> **THE INPUT**
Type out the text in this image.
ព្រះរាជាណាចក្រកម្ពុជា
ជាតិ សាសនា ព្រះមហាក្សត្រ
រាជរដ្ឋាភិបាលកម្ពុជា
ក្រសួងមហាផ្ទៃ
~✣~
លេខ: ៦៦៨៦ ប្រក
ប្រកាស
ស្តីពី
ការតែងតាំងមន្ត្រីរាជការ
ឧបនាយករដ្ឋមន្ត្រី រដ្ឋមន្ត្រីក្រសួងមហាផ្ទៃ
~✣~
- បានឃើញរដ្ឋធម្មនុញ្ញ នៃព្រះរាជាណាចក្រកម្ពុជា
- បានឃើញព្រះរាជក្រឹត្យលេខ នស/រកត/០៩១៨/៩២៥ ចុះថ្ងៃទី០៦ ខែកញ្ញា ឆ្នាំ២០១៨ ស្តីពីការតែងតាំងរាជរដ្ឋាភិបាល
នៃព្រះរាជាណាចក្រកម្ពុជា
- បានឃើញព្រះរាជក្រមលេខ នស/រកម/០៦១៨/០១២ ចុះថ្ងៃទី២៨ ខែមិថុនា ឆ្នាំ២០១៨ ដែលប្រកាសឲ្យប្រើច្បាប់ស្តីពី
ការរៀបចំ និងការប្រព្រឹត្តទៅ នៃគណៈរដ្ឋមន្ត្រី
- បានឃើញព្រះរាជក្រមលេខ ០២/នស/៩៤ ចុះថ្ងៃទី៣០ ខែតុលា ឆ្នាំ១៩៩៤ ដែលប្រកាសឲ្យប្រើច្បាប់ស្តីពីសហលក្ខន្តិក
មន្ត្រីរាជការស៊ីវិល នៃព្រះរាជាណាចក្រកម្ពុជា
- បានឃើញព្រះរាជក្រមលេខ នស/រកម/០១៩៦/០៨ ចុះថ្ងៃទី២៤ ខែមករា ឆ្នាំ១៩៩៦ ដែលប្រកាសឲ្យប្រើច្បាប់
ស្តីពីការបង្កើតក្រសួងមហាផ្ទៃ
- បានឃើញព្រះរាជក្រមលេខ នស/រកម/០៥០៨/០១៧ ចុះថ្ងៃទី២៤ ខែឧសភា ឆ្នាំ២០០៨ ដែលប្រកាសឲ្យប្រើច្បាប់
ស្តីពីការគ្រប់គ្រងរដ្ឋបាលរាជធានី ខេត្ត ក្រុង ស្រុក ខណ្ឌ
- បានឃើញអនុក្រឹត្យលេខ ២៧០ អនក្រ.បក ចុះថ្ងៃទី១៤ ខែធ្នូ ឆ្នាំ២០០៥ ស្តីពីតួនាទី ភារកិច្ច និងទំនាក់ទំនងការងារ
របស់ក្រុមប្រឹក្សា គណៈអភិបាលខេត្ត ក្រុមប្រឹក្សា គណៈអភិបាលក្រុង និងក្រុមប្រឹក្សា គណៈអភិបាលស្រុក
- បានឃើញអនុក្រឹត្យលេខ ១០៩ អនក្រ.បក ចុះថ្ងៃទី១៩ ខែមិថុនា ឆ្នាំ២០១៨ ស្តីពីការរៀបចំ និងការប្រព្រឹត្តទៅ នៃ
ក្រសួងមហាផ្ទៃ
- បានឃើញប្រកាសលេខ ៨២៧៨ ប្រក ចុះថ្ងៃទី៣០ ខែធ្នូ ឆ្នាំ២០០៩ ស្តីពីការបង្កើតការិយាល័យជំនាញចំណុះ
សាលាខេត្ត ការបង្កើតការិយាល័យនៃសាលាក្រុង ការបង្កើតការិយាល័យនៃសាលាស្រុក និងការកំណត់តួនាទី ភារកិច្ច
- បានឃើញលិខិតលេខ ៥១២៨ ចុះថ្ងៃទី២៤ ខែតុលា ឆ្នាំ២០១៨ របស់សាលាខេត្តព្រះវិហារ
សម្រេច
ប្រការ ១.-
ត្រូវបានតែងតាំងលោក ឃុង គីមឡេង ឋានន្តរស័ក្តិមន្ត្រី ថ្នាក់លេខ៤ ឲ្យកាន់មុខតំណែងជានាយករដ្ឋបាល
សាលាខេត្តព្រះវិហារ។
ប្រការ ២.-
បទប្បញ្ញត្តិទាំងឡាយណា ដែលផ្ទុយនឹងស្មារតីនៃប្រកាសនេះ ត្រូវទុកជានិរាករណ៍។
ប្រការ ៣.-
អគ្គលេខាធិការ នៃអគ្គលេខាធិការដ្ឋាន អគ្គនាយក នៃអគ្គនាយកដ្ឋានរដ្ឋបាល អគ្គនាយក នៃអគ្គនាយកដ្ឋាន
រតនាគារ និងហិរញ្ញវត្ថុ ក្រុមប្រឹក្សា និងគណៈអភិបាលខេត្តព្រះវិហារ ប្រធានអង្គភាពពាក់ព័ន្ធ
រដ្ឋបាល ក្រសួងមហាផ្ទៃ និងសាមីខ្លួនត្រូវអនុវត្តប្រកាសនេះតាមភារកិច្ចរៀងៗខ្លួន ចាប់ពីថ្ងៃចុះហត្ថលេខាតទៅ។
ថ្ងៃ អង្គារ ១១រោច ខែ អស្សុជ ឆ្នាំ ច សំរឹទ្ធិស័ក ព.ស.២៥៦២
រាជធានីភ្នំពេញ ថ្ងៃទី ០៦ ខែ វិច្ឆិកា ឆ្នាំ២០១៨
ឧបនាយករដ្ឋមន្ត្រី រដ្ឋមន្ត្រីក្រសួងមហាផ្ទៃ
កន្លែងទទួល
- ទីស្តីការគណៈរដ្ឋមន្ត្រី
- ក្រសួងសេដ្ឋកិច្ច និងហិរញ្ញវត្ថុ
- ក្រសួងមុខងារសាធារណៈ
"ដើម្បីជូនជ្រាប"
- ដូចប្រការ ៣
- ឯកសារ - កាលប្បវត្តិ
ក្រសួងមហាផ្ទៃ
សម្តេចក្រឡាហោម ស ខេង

> **TASK STATEMENT**
Your task is to repeat every entry exactly.

> **RESULT OF THE TASK**
Type out the text in this image.
ព្រះរាជាណាចក្រកម្ពុជា
ជាតិ សាសនា ព្រះមហាក្សត្រ
រាជរដ្ឋាភិបាលកម្ពុជា
ក្រសួងមហាផ្ទៃ
~✣~
លេខ: ៦៦៨៦ ប្រក
ប្រកាស
ស្តីពី
ការតែងតាំងមន្ត្រីរាជការ
ឧបនាយករដ្ឋមន្ត្រី រដ្ឋមន្ត្រីក្រសួងមហាផ្ទៃ
~✣~
- បានឃើញរដ្ឋធម្មនុញ្ញ នៃព្រះរាជាណាចក្រកម្ពុជា
- បានឃើញព្រះរាជក្រឹត្យលេខ នស/រកត/០៩១៨/៩២៥ ចុះថ្ងៃទី០៦ ខែកញ្ញា ឆ្នាំ២០១៨ ស្តីពីការតែងតាំងរាជរដ្ឋាភិបាល
នៃព្រះរាជាណាចក្រកម្ពុជា
- បានឃើញព្រះរាជក្រមលេខ នស/រកម/០៦១៨/០១២ ចុះថ្ងៃទី២៨ ខែមិថុនា ឆ្នាំ២០១៨ ដែលប្រកាសឲ្យប្រើច្បាប់ស្តីពី
ការរៀបចំ និងការប្រព្រឹត្តទៅ នៃគណៈរដ្ឋមន្ត្រី
- បានឃើញព្រះរាជក្រមលេខ ០២/នស/៩៤ ចុះថ្ងៃទី៣០ ខែតុលា ឆ្នាំ១៩៩៤ ដែលប្រកាសឲ្យប្រើច្បាប់ស្តីពីសហលក្ខន្តិក
មន្ត្រីរាជការស៊ីវិល នៃព្រះរាជាណាចក្រកម្ពុជា
- បានឃើញព្រះរាជក្រមលេខ នស/រកម/០១៩៦/០៨ ចុះថ្ងៃទី២៤ ខែមករា ឆ្នាំ១៩៩៦ ដែលប្រកាសឲ្យប្រើច្បាប់
ស្តីពីការបង្កើតក្រសួងមហាផ្ទៃ
- បានឃើញព្រះរាជក្រមលេខ នស/រកម/០៥០៨/០១៧ ចុះថ្ងៃទី២៤ ខែឧសភា ឆ្នាំ២០០៨ ដែលប្រកាសឲ្យប្រើច្បាប់
ស្តីពីការគ្រប់គ្រងរដ្ឋបាលរាជធានី ខេត្ត ក្រុង ស្រុក ខណ្ឌ
- បានឃើញអនុក្រឹត្យលេខ ២៧០ អនក្រ.បក ចុះថ្ងៃទី១៤ ខែធ្នូ ឆ្នាំ២០០៥ ស្តីពីតួនាទី ភារកិច្ច និងទំនាក់ទំនងការងារ
របស់ក្រុមប្រឹក្សា គណៈអភិបាលខេត្ត ក្រុមប្រឹក្សា គណៈអភិបាលក្រុង និងក្រុមប្រឹក្សា គណៈអភិបាលស្រុក
- បានឃើញអនុក្រឹត្យលេខ ១០៩ អនក្រ.បក ចុះថ្ងៃទី១៩ ខែមិថុនា ឆ្នាំ២០១៨ ស្តីពីការរៀបចំ និងការប្រព្រឹត្តទៅ នៃ
ក្រសួងមហាផ្ទៃ
- បានឃើញប្រកាសលេខ ៨២៧៨ ប្រក ចុះថ្ងៃទី៣០ ខែធ្នូ ឆ្នាំ២០០៩ ស្តីពីការបង្កើតការិយាល័យជំនាញចំណុះ
សាលាខេត្ត ការបង្កើតការិយាល័យនៃសាលាក្រុង ការបង្កើតការិយាល័យនៃសាលាស្រុក និងការកំណត់តួនាទី ភារកិច្ច
- បានឃើញលិខិតលេខ ៥១២៨ ចុះថ្ងៃទី២៤ ខែតុលា ឆ្នាំ២០១៨ របស់សាលាខេត្តព្រះវិហារ
សម្រេច
ប្រការ ១.-
ត្រូវបានតែងតាំងលោក ឃុង គីមឡេង ឋានន្តរស័ក្តិមន្ត្រី ថ្នាក់លេខ៤ ឲ្យកាន់មុខតំណែងជានាយករដ្ឋបាល
សាលាខេត្តព្រះវិហារ។
ប្រការ ២.-
បទប្បញ្ញត្តិទាំងឡាយណា ដែលផ្ទុយនឹងស្មារតីនៃប្រកាសនេះ ត្រូវទុកជានិរាករណ៍។
ប្រការ ៣.-
អគ្គលេខាធិការ នៃអគ្គលេខាធិការដ្ឋាន អគ្គនាយក នៃអគ្គនាយកដ្ឋានរដ្ឋបាល អគ្គនាយក នៃអគ្គនាយកដ្ឋាន
រតនាគារ និងហិរញ្ញវត្ថុ ក្រុមប្រឹក្សា និងគណៈអភិបាលខេត្តព្រះវិហារ ប្រធានអង្គភាពពាក់ព័ន្ធ
រដ្ឋបាល ក្រសួងមហាផ្ទៃ និងសាមីខ្លួនត្រូវអនុវត្តប្រកាសនេះតាមភារកិច្ចរៀងៗខ្លួន ចាប់ពីថ្ងៃចុះហត្ថលេខាតទៅ។
ថ្ងៃ អង្គារ ១១រោច ខែ អស្សុជ ឆ្នាំ ច សំរឹទ្ធិស័ក ព.ស.២៥៦២
រាជធានីភ្នំពេញ ថ្ងៃទី ០៦ ខែ វិច្ឆិកា ឆ្នាំ២០១៨
ឧបនាយករដ្ឋមន្ត្រី រដ្ឋមន្ត្រីក្រសួងមហាផ្ទៃ
កន្លែងទទួល
- ទីស្តីការគណៈរដ្ឋមន្ត្រី
- ក្រសួងសេដ្ឋកិច្ច និងហិរញ្ញវត្ថុ
- ក្រសួងមុខងារសាធារណៈ
"ដើម្បីជូនជ្រាប"
- ដូចប្រការ ៣
- ឯកសារ - កាលប្បវត្តិ
ក្រសួងមហាផ្ទៃ
សម្តេចក្រឡាហោម ស ខេង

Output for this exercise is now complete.